WHAT THE TASK REQUIRES
Read the records and write them out again exactly.

GIVEN ENTRIES
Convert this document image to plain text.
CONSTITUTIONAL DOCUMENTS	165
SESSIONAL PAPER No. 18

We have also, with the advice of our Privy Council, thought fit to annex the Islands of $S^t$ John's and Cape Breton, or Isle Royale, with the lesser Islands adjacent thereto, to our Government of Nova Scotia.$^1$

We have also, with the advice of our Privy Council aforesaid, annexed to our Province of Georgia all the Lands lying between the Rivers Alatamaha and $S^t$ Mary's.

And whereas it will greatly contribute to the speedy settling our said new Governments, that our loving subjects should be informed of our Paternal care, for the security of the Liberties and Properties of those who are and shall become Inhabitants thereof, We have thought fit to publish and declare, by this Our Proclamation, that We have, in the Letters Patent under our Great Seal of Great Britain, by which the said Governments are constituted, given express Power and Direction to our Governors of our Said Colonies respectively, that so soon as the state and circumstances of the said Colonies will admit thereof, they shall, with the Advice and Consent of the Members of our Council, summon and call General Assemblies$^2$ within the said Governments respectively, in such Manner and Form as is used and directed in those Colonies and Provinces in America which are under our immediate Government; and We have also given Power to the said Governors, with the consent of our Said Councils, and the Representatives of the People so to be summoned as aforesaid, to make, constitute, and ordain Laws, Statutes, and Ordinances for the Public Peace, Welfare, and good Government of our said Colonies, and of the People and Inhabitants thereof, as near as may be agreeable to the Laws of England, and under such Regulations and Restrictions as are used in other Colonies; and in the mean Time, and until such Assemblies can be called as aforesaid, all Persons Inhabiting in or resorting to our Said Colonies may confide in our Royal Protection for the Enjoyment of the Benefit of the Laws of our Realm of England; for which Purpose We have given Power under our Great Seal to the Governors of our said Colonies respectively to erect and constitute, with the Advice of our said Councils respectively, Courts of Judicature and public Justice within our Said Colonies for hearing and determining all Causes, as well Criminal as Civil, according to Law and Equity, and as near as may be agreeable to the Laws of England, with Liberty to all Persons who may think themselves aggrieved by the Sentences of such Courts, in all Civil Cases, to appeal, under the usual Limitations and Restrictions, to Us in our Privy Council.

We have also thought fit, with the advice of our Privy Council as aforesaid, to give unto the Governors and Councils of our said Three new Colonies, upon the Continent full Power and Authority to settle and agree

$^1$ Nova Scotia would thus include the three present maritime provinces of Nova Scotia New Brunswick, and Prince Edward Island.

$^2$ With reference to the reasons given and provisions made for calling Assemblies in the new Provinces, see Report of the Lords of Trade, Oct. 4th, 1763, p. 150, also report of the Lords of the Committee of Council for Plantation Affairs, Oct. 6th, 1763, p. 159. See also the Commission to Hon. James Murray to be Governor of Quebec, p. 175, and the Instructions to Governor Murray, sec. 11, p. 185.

WRITTEN RESPONSE
Convert this document image to plain text.
CONSTITUTIONAL DOCUMENTS	165
SESSIONAL PAPER No. 18

We have also, with the advice of our Privy Council, thought fit to annex the Islands of $S^t$ John's and Cape Breton, or Isle Royale, with the lesser Islands adjacent thereto, to our Government of Nova Scotia.$^1$

We have also, with the advice of our Privy Council aforesaid, annexed to our Province of Georgia all the Lands lying between the Rivers Alatamaha and $S^t$ Mary's.

And whereas it will greatly contribute to the speedy settling our said new Governments, that our loving subjects should be informed of our Paternal care, for the security of the Liberties and Properties of those who are and shall become Inhabitants thereof, We have thought fit to publish and declare, by this Our Proclamation, that We have, in the Letters Patent under our Great Seal of Great Britain, by which the said Governments are constituted, given express Power and Direction to our Governors of our Said Colonies respectively, that so soon as the state and circumstances of the said Colonies will admit thereof, they shall, with the Advice and Consent of the Members of our Council, summon and call General Assemblies$^2$ within the said Governments respectively, in such Manner and Form as is used and directed in those Colonies and Provinces in America which are under our immediate Government; and We have also given Power to the said Governors, with the consent of our Said Councils, and the Representatives of the People so to be summoned as aforesaid, to make, constitute, and ordain Laws, Statutes, and Ordinances for the Public Peace, Welfare, and good Government of our said Colonies, and of the People and Inhabitants thereof, as near as may be agreeable to the Laws of England, and under such Regulations and Restrictions as are used in other Colonies; and in the mean Time, and until such Assemblies can be called as aforesaid, all Persons Inhabiting in or resorting to our Said Colonies may confide in our Royal Protection for the Enjoyment of the Benefit of the Laws of our Realm of England; for which Purpose We have given Power under our Great Seal to the Governors of our said Colonies respectively to erect and constitute, with the Advice of our said Councils respectively, Courts of Judicature and public Justice within our Said Colonies for hearing and determining all Causes, as well Criminal as Civil, according to Law and Equity, and as near as may be agreeable to the Laws of England, with Liberty to all Persons who may think themselves aggrieved by the Sentences of such Courts, in all Civil Cases, to appeal, under the usual Limitations and Restrictions, to Us in our Privy Council.

We have also thought fit, with the advice of our Privy Council as aforesaid, to give unto the Governors and Councils of our said Three new Colonies, upon the Continent full Power and Authority to settle and agree

$^1$ Nova Scotia would thus include the three present maritime provinces of Nova Scotia New Brunswick, and Prince Edward Island.

$^2$ With reference to the reasons given and provisions made for calling Assemblies in the new Provinces, see Report of the Lords of Trade, Oct. 4th, 1763, p. 150, also report of the Lords of the Committee of Council for Plantation Affairs, Oct. 6th, 1763, p. 159. See also the Commission to Hon. James Murray to be Governor of Quebec, p. 175, and the Instructions to Governor Murray, sec. 11, p. 185.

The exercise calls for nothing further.